> **Your task**
Examine each line of the data. Copy those that contain the string "Primary".

> **Extracted data**
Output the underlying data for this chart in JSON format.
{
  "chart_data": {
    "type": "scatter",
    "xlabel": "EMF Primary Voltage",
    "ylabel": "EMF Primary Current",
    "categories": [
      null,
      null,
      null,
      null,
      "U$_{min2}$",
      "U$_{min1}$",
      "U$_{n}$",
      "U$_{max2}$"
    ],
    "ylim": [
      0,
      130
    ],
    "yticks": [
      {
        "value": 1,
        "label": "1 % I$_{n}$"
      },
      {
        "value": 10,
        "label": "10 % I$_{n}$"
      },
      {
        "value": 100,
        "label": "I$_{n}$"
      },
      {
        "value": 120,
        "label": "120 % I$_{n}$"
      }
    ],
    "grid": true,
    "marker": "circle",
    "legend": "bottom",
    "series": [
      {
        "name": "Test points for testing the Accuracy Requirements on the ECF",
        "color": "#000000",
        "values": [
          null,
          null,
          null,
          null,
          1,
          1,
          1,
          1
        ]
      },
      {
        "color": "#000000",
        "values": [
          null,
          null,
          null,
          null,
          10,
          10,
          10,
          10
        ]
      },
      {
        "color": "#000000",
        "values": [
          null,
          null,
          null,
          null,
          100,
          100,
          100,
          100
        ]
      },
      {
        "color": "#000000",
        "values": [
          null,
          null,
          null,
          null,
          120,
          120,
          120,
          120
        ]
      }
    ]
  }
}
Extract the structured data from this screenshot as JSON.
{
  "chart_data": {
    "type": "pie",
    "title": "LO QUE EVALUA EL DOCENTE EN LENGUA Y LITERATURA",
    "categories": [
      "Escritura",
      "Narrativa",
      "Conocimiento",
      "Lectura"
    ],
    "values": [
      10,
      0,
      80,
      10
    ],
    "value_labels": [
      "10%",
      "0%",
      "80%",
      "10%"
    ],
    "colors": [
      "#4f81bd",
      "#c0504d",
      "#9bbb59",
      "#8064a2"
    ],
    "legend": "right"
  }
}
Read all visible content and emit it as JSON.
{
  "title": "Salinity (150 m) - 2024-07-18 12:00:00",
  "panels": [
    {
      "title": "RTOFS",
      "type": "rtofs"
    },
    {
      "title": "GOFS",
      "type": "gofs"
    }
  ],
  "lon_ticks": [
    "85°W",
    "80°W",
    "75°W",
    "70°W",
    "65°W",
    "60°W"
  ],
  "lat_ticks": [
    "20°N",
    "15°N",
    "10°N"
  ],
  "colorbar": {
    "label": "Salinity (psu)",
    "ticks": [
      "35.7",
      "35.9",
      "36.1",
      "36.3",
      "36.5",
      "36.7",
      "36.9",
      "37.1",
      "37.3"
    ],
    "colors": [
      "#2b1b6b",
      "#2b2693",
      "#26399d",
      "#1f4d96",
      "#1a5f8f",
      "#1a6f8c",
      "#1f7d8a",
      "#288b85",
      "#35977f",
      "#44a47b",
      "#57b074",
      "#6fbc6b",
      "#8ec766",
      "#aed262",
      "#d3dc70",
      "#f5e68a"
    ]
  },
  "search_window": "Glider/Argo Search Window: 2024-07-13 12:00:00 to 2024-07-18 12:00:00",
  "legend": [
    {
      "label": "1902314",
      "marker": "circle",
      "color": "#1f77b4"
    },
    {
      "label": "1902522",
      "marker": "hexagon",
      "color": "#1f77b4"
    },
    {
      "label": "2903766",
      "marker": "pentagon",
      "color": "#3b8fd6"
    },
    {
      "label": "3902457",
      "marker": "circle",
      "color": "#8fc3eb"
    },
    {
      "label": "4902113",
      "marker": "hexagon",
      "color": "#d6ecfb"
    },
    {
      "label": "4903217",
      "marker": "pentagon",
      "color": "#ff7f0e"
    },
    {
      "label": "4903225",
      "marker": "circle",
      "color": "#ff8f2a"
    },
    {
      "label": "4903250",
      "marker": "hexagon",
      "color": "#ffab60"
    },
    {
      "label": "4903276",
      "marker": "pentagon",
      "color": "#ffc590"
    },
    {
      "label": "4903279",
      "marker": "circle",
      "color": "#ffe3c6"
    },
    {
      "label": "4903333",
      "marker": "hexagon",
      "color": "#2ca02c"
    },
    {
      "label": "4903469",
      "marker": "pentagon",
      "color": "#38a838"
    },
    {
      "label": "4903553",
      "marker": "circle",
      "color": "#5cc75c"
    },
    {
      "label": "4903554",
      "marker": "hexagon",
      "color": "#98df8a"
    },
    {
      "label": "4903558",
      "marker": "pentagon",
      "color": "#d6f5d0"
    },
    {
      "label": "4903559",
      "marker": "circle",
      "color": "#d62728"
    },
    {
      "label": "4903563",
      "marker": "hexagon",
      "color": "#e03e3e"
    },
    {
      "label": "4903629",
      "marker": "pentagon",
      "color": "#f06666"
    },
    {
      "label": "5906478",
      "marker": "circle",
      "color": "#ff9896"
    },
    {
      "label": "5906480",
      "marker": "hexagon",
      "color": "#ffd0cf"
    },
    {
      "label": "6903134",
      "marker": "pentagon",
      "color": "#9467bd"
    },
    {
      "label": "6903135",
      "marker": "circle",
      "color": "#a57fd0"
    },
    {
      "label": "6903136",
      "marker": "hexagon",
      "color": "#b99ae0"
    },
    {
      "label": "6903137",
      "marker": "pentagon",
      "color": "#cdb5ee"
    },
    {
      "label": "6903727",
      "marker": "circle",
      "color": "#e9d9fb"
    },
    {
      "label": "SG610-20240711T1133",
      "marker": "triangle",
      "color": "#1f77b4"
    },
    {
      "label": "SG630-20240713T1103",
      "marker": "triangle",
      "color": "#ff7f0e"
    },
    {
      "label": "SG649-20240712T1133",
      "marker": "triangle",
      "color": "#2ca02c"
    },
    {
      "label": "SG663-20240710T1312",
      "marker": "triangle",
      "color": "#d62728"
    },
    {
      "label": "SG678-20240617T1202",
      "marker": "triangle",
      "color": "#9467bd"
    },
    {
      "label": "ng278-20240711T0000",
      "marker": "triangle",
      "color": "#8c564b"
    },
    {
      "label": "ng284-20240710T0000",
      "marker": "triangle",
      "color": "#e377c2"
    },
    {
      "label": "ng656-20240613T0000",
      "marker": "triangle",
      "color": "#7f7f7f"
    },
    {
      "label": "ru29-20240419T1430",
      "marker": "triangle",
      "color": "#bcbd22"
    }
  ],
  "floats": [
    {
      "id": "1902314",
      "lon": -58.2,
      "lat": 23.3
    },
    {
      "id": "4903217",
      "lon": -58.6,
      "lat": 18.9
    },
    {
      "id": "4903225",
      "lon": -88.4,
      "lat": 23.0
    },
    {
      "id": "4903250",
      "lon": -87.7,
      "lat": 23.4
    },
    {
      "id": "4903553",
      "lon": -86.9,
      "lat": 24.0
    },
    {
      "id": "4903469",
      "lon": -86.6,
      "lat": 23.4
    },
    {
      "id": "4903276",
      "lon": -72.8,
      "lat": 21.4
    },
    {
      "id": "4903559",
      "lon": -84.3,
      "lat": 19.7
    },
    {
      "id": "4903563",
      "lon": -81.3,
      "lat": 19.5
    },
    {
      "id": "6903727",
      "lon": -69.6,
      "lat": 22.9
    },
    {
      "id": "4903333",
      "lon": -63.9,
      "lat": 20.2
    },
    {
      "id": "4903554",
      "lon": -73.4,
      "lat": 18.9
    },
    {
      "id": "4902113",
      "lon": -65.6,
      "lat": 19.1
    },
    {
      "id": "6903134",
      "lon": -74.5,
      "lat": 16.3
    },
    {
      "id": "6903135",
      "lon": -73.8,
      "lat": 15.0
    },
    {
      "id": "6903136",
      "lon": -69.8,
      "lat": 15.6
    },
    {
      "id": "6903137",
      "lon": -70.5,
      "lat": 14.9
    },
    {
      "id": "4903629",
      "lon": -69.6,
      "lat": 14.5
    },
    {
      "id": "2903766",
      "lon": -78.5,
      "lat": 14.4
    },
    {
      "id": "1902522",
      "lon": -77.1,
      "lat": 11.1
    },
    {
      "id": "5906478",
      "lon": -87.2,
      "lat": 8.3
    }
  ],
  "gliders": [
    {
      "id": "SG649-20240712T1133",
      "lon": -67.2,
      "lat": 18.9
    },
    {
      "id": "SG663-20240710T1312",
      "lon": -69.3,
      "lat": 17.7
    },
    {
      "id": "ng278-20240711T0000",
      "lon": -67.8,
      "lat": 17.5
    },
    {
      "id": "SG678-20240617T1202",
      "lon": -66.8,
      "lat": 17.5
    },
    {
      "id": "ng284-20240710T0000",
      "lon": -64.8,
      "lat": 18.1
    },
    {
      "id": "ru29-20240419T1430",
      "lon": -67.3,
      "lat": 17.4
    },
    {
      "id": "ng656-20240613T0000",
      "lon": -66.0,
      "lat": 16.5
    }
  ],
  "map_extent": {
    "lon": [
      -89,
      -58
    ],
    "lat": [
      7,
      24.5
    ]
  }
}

> **Expected answer**
    "xlabel": "EMF Primary Voltage",
    "ylabel": "EMF Primary Current",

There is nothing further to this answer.